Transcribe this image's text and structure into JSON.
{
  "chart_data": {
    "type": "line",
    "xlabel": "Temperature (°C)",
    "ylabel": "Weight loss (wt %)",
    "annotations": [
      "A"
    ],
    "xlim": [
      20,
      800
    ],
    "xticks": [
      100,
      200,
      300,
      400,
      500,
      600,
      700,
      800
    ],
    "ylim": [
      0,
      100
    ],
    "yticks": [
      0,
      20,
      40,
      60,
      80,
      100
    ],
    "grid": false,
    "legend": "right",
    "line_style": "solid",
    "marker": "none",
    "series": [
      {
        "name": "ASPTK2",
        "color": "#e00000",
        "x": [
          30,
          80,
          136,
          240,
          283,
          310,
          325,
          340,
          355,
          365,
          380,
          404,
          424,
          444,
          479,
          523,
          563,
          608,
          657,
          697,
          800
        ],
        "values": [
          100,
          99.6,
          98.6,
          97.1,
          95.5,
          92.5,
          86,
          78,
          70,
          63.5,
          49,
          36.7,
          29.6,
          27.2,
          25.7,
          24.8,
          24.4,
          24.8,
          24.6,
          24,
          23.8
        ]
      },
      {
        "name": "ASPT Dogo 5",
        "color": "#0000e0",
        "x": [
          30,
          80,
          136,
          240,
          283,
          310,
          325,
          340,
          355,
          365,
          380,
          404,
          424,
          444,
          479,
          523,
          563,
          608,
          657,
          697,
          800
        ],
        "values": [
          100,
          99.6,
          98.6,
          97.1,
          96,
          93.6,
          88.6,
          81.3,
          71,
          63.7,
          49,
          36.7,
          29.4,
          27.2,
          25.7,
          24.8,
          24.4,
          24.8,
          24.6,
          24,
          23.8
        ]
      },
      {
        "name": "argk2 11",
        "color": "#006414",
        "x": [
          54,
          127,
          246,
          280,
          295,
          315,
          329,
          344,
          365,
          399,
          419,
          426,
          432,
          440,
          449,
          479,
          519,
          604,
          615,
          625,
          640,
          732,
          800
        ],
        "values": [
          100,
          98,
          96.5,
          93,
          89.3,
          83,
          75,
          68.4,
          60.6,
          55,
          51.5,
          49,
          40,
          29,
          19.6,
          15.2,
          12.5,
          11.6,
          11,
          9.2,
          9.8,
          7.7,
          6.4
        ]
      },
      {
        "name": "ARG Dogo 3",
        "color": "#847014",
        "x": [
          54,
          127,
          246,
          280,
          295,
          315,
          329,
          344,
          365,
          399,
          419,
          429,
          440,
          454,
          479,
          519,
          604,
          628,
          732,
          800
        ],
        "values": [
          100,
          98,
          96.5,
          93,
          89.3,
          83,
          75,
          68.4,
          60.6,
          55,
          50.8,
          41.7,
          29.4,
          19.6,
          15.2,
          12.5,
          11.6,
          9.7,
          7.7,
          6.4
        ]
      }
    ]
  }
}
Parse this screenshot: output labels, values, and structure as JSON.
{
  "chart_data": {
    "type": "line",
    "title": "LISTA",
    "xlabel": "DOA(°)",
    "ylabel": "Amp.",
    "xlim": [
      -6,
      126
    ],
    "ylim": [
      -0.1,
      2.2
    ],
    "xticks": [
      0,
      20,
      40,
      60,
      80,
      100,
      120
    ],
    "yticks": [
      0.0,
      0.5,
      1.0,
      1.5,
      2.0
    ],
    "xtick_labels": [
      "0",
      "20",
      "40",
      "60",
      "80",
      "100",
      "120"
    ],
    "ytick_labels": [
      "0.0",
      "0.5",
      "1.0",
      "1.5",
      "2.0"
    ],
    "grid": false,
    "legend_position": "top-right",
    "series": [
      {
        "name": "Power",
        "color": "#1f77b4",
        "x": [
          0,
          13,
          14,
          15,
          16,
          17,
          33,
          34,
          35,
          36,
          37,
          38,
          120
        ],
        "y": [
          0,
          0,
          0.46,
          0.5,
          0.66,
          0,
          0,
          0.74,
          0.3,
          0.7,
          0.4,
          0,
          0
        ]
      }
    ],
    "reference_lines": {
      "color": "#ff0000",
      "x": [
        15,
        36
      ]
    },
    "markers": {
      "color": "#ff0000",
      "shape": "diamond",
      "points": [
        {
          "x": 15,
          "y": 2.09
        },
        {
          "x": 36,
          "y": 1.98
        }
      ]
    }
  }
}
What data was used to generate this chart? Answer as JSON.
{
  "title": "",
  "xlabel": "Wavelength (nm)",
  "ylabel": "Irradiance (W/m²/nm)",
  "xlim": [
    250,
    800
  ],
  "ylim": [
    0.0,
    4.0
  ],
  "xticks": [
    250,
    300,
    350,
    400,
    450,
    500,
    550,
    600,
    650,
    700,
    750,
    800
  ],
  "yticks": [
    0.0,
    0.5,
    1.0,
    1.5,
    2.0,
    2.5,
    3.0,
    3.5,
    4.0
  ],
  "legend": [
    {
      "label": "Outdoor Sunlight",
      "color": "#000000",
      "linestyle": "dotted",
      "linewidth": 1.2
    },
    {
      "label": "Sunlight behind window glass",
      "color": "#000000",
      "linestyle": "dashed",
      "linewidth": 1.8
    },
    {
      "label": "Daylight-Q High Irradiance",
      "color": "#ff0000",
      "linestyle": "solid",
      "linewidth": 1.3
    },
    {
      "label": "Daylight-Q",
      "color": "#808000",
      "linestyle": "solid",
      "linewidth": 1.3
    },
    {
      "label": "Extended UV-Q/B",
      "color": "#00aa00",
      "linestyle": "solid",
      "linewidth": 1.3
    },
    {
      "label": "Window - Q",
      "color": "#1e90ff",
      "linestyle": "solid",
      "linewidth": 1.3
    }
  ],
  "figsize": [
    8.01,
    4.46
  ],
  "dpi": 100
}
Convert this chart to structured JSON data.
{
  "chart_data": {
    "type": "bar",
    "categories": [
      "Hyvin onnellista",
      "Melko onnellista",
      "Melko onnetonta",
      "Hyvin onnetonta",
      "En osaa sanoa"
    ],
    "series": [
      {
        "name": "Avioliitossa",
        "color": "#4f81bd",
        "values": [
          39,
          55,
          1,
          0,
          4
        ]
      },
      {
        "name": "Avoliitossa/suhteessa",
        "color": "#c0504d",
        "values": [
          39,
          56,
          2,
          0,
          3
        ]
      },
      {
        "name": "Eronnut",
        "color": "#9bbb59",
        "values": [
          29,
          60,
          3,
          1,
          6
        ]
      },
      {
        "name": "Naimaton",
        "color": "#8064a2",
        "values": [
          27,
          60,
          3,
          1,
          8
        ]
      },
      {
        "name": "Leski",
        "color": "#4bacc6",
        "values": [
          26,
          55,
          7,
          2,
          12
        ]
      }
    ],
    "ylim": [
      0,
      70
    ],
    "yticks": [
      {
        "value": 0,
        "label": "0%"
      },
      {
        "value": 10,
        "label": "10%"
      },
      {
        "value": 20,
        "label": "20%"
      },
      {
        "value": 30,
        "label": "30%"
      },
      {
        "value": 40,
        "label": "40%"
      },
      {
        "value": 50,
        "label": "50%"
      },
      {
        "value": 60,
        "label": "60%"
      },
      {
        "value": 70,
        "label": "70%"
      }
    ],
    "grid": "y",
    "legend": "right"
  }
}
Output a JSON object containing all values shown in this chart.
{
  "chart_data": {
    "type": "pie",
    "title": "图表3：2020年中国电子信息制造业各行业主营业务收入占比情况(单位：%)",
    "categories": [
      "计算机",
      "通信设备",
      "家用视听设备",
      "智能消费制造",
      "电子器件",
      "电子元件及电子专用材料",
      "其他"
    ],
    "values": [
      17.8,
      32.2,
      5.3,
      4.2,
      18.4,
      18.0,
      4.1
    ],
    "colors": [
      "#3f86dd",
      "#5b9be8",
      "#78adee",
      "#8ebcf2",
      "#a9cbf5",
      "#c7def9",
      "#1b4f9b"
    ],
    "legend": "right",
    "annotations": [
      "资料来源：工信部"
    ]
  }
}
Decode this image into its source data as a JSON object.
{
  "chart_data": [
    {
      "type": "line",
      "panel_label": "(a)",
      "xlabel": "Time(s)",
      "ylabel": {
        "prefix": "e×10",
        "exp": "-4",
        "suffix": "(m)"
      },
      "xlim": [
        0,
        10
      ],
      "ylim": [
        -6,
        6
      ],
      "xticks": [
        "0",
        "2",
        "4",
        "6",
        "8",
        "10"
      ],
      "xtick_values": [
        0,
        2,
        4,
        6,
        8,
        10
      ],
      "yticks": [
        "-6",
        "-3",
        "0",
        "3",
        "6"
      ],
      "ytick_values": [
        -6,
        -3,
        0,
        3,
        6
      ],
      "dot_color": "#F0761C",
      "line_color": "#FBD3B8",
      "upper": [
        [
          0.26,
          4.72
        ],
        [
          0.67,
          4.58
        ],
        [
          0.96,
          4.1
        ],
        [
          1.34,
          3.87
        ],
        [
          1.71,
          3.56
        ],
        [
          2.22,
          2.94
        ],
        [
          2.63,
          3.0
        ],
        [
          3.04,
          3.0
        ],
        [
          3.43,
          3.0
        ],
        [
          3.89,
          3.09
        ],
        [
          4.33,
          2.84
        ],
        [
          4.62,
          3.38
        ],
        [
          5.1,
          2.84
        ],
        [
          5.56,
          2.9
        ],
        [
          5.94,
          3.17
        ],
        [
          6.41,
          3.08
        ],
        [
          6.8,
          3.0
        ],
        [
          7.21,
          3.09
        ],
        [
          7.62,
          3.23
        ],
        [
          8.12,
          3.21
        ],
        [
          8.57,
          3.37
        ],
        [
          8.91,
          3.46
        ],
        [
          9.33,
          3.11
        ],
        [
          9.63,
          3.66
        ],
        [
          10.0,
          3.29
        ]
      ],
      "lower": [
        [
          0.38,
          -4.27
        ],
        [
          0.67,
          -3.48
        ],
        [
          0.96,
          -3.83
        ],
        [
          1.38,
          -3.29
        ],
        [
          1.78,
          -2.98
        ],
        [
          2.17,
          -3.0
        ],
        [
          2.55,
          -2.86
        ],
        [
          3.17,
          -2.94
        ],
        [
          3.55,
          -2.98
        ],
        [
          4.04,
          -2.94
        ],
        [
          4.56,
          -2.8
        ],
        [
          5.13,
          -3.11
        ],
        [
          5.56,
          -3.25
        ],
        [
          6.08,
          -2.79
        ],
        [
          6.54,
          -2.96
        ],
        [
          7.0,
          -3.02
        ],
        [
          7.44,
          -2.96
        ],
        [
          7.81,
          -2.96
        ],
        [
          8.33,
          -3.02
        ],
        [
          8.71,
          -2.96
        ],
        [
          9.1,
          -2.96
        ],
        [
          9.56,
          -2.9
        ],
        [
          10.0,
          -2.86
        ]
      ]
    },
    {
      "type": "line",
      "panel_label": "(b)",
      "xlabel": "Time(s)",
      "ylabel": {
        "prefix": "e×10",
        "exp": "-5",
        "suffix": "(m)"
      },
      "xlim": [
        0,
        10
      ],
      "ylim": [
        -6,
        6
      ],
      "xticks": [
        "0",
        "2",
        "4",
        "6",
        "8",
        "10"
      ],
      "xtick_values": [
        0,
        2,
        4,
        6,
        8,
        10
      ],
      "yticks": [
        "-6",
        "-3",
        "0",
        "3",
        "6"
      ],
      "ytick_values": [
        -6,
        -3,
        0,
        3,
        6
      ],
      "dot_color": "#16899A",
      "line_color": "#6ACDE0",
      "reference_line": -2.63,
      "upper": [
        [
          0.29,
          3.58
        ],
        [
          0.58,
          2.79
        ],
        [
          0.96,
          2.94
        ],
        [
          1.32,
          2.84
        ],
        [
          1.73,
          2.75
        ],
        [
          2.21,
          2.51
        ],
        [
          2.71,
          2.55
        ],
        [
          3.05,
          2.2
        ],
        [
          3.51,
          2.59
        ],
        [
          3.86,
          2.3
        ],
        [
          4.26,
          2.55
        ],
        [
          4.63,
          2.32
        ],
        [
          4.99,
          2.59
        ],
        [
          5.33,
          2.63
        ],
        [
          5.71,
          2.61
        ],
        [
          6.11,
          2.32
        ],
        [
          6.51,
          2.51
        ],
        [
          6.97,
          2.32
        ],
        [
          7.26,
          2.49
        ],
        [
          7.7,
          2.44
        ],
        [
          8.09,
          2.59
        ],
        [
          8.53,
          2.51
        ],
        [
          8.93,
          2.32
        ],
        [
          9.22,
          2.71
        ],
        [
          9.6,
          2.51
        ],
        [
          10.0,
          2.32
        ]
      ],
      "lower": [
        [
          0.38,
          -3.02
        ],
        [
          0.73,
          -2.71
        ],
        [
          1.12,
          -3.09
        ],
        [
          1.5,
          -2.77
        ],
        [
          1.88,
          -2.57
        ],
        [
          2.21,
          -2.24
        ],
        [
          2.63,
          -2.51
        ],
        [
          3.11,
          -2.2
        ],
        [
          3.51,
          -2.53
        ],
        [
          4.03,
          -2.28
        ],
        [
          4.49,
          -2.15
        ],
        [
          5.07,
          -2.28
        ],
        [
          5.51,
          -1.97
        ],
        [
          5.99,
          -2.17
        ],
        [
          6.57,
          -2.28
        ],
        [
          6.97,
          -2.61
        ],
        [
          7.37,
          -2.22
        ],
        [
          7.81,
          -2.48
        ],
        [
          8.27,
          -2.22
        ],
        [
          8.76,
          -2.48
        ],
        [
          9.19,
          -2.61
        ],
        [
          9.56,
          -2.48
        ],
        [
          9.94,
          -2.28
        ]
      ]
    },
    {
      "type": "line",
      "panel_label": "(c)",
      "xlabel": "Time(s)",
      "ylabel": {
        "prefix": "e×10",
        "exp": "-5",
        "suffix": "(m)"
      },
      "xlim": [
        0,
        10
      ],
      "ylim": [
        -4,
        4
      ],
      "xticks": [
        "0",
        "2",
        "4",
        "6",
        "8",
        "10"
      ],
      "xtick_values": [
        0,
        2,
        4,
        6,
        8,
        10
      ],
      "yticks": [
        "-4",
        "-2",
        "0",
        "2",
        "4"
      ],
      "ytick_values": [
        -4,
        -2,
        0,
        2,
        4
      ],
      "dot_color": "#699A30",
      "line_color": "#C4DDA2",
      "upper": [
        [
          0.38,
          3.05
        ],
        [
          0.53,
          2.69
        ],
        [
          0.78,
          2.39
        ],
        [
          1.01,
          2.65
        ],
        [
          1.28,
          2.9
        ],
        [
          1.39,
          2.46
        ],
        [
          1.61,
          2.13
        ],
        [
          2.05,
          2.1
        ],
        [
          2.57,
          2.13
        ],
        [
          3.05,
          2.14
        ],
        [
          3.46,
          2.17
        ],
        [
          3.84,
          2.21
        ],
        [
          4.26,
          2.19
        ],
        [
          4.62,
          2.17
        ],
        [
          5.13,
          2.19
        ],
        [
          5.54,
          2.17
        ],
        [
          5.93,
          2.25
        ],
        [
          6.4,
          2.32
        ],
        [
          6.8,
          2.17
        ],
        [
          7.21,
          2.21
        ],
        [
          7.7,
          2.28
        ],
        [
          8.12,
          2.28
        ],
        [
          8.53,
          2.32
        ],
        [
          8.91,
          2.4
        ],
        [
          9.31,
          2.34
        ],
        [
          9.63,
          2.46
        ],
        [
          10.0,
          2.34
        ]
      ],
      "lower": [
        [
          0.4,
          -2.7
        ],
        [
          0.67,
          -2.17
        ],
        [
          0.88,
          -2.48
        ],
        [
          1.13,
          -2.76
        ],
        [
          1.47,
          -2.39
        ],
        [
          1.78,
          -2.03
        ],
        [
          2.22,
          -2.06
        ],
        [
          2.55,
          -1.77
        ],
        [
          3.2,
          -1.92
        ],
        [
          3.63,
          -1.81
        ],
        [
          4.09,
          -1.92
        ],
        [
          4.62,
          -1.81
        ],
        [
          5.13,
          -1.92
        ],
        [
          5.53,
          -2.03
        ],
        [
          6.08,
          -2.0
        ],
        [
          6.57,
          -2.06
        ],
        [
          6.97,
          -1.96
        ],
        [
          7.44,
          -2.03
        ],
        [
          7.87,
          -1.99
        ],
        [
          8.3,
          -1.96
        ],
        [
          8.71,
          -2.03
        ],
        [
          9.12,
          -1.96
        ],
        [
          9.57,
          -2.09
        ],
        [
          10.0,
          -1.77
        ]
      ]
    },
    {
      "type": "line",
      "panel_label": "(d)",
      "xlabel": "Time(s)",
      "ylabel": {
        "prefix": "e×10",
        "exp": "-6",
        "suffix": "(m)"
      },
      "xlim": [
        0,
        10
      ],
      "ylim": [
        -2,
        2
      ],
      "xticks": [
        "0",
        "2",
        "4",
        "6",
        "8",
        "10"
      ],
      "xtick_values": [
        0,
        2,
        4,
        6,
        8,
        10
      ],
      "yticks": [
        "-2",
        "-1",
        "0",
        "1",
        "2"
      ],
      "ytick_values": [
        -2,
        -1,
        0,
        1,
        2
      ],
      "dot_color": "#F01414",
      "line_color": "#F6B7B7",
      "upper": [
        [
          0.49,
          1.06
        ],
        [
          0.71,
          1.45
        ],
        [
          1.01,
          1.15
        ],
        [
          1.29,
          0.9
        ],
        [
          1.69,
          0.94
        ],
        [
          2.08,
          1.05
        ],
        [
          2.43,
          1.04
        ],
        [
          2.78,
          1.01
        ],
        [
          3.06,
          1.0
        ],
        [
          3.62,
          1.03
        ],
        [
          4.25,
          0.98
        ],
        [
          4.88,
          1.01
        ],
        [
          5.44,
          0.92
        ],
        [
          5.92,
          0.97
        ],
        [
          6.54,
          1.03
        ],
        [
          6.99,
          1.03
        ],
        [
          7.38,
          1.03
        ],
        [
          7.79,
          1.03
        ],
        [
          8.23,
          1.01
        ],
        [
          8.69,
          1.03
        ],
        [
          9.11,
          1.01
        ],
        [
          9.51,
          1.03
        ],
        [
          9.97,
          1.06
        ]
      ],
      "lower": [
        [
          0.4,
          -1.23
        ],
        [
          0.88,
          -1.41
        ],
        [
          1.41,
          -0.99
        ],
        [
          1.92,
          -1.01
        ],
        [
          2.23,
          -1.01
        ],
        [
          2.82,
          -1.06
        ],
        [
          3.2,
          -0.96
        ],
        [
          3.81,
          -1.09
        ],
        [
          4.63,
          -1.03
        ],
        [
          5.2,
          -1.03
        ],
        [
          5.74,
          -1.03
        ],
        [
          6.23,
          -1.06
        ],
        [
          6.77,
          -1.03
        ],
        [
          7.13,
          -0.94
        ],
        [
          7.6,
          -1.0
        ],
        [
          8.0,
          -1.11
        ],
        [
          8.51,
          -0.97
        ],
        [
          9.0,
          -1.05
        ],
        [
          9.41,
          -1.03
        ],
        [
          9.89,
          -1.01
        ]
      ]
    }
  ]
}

* _Work to be completed_:
Count each line of the data where the word "Irradiance" appears, then reply with the total only.

* _Result_:
2